[Start INPUT ROWS]
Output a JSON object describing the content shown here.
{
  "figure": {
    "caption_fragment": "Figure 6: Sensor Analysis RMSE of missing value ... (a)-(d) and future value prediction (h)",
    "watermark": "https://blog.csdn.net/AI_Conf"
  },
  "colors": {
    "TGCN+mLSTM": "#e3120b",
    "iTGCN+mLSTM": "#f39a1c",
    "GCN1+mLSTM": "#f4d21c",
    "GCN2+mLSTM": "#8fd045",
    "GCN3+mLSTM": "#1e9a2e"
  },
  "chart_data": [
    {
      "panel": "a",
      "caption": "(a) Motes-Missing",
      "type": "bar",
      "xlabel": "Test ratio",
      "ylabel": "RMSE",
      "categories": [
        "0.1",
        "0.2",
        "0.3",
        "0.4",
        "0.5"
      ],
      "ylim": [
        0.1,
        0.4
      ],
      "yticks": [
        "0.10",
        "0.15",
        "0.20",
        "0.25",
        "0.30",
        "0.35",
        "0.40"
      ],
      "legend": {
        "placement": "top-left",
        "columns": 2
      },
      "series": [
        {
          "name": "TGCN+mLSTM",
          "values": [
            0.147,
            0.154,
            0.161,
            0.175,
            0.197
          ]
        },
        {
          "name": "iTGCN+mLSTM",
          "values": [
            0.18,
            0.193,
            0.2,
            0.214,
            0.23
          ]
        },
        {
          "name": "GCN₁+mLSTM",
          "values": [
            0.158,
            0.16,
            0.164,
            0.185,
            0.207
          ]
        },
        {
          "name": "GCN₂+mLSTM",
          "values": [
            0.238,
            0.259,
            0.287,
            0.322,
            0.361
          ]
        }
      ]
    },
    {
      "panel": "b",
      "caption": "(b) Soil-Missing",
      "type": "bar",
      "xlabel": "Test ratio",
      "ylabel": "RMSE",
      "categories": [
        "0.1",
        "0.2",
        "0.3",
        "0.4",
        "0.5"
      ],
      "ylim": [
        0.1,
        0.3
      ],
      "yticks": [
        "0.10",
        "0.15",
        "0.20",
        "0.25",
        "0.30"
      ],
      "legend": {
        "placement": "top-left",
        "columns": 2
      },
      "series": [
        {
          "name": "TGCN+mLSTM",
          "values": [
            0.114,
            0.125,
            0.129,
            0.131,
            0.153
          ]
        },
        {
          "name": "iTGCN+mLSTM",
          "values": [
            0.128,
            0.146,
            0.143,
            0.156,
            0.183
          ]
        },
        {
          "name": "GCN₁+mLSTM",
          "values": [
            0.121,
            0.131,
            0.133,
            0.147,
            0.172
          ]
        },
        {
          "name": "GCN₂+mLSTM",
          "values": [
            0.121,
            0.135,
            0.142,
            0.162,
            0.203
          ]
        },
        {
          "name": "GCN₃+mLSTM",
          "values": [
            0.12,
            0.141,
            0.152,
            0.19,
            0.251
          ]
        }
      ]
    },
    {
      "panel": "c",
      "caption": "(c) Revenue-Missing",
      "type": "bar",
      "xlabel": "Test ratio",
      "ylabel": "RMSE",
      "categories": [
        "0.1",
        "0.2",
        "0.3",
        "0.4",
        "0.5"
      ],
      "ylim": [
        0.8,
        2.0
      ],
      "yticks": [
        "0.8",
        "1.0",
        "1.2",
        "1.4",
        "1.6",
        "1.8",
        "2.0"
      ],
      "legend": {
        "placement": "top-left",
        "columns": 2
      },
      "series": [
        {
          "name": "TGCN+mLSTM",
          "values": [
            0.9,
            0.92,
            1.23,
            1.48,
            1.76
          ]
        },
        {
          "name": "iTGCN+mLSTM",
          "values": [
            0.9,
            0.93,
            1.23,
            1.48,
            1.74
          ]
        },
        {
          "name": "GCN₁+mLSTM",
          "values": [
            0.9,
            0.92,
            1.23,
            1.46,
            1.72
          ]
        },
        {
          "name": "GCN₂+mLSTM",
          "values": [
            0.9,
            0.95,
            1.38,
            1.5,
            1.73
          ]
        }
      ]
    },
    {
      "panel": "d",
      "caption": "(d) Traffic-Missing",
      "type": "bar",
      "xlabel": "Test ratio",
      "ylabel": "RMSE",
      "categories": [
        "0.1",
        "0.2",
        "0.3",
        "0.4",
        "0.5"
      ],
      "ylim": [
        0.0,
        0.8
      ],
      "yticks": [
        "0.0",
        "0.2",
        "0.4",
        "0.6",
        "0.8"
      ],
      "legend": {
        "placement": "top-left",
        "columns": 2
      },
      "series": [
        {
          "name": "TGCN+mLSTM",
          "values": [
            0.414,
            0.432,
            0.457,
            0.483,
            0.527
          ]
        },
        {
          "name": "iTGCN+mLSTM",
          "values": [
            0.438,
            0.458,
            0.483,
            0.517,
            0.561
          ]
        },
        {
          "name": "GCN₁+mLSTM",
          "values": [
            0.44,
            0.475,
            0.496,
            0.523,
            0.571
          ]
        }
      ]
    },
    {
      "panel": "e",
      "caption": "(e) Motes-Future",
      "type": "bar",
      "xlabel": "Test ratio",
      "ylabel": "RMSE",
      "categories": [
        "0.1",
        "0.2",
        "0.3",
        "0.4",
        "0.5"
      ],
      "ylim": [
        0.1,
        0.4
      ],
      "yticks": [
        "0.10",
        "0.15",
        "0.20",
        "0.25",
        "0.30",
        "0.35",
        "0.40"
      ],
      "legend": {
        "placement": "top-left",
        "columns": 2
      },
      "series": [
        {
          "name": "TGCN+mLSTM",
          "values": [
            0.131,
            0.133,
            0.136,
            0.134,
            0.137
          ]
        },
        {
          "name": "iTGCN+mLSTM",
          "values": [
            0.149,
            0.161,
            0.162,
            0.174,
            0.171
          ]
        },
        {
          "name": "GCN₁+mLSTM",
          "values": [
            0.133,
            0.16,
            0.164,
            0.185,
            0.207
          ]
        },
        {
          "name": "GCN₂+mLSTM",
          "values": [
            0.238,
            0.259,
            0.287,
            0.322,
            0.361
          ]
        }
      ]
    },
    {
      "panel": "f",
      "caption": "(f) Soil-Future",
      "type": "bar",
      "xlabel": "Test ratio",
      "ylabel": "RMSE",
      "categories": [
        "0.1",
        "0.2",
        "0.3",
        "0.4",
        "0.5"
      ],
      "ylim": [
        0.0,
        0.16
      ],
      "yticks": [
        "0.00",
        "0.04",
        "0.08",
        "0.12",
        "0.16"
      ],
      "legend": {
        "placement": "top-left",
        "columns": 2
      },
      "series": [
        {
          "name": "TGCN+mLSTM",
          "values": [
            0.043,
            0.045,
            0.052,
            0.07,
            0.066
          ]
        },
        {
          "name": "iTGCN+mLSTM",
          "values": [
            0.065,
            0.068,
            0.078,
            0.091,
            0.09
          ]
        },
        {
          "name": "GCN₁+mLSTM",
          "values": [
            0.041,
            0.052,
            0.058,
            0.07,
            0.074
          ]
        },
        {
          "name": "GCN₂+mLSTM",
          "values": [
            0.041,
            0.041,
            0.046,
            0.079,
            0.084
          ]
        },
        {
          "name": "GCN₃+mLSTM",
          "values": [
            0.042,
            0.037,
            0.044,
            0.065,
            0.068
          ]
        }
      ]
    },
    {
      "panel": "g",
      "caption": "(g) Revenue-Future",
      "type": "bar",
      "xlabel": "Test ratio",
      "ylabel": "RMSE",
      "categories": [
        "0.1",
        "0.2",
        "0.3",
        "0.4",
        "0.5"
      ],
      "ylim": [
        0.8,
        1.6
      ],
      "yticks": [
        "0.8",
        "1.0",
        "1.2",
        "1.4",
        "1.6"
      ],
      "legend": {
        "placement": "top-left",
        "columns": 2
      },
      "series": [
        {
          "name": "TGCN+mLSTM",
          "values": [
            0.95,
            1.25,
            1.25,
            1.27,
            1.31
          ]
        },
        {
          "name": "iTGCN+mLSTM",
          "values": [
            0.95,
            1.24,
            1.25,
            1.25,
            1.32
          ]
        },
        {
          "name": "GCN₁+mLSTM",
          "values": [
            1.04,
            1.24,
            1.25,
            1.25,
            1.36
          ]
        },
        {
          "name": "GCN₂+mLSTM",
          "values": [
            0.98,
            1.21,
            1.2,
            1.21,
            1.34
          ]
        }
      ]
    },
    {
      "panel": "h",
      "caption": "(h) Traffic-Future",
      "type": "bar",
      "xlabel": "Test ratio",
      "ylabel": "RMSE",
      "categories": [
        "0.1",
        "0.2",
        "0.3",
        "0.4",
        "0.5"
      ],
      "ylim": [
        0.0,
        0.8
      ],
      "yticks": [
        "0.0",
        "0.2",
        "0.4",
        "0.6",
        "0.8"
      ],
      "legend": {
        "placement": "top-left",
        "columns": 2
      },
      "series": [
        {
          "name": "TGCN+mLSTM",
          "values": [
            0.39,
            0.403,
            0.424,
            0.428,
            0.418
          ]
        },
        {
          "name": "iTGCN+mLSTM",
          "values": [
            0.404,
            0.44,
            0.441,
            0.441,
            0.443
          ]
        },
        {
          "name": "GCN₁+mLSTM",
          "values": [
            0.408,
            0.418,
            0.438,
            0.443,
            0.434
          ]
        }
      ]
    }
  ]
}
[End INPUT ROWS]
OBJECTIVE: Every line of the listing that holds "panel" should be found and copied.

WRITTEN REPLY:
      "panel": "a",
      "panel": "b",
      "panel": "c",
      "panel": "d",
      "panel": "e",
      "panel": "f",
      "panel": "g",
      "panel": "h",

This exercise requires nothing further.